Exercise directions » Find and copy every line in the records that includes the string "Late".

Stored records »
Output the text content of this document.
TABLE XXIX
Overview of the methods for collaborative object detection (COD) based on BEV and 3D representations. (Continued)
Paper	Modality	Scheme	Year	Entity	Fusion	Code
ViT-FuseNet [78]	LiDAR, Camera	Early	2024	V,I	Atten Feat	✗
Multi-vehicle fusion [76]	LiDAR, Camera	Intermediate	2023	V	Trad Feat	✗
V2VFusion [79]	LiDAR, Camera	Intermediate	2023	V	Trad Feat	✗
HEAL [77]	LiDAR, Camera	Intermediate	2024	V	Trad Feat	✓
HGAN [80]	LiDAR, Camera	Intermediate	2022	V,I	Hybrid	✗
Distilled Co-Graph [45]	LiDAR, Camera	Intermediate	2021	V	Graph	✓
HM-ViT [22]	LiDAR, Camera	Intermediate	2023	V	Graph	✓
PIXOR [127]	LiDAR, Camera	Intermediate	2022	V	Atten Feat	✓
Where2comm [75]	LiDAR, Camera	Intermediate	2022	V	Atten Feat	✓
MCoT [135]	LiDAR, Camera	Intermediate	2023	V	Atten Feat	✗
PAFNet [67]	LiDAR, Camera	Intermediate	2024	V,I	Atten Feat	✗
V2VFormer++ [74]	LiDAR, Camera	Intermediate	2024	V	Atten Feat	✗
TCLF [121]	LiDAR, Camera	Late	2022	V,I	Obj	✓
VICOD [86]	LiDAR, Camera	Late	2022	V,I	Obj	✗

In response »
TCLF [121]	LiDAR, Camera	Late	2022	V,I	Obj	✓
VICOD [86]	LiDAR, Camera	Late	2022	V,I	Obj	✗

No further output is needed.